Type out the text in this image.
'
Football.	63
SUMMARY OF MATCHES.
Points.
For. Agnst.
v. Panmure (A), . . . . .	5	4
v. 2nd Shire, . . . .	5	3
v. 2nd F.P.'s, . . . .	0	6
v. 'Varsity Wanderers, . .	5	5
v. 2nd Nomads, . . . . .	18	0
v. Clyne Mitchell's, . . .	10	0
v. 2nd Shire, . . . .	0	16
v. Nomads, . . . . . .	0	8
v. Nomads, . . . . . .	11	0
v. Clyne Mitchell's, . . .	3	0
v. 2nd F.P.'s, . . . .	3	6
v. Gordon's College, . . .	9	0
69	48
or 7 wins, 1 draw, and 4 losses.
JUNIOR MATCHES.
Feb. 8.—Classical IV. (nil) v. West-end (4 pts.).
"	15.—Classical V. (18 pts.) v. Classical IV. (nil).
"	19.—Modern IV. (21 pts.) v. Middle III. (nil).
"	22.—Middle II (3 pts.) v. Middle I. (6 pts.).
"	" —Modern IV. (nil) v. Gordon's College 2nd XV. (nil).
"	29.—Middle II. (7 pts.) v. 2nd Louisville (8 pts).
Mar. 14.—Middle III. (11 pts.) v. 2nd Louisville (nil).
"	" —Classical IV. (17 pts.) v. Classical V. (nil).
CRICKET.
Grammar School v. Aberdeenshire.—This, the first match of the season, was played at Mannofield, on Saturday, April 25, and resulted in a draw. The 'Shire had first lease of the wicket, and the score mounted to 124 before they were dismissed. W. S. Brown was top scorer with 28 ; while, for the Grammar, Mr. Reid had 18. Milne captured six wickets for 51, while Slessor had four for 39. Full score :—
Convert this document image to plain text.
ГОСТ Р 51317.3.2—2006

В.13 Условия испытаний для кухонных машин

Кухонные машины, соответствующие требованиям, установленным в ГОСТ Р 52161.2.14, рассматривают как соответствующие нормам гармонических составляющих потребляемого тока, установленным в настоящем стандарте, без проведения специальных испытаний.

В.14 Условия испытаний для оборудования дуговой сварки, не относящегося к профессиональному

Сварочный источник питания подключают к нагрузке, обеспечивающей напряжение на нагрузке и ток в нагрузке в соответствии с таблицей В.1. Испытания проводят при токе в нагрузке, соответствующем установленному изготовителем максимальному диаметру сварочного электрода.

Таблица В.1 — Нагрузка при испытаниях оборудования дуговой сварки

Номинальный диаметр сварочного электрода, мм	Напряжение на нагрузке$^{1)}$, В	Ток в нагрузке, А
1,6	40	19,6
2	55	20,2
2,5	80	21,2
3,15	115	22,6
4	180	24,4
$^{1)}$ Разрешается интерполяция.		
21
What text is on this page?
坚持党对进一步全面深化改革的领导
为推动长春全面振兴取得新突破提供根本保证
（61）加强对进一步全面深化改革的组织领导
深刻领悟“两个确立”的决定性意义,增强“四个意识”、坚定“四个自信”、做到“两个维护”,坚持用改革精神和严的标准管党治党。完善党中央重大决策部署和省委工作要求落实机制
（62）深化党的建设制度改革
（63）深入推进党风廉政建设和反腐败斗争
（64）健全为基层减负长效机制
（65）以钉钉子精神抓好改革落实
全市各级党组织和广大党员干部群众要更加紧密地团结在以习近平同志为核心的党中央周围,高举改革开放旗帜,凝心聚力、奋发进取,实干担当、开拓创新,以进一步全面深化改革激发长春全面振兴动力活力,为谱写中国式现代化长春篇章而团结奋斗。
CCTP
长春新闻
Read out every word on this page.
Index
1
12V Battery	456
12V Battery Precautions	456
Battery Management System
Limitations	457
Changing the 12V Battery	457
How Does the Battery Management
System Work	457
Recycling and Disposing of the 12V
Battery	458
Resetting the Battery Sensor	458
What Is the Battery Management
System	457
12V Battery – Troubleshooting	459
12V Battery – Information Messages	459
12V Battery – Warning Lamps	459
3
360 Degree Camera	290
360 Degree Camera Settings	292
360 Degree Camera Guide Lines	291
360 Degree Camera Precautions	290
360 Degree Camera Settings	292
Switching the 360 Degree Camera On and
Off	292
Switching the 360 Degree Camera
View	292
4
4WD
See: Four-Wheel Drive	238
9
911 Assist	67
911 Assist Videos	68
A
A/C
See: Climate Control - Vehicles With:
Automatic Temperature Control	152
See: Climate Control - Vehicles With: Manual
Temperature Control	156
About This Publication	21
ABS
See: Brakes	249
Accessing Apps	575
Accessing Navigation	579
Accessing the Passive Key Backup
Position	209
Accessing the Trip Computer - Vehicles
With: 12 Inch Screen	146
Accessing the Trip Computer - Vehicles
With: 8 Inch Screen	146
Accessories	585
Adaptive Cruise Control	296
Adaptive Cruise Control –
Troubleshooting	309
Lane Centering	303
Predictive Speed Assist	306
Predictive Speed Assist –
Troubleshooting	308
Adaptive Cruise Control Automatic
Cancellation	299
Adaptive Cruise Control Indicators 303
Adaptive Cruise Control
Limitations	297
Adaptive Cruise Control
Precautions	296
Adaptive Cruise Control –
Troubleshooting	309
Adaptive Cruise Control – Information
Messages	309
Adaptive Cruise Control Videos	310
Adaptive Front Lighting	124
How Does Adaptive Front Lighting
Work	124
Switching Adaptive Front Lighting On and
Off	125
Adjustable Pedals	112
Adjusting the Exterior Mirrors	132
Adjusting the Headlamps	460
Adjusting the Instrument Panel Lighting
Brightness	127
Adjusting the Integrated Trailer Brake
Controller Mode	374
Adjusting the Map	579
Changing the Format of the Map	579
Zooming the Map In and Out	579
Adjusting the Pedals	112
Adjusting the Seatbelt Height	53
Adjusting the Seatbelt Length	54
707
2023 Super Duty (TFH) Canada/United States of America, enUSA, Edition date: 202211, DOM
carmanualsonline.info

○ ○ ○ ○

[Written task]
Of the lines in the records, how many contain the word "Front"? Answer with the number and nothing else.

[Complete response]
3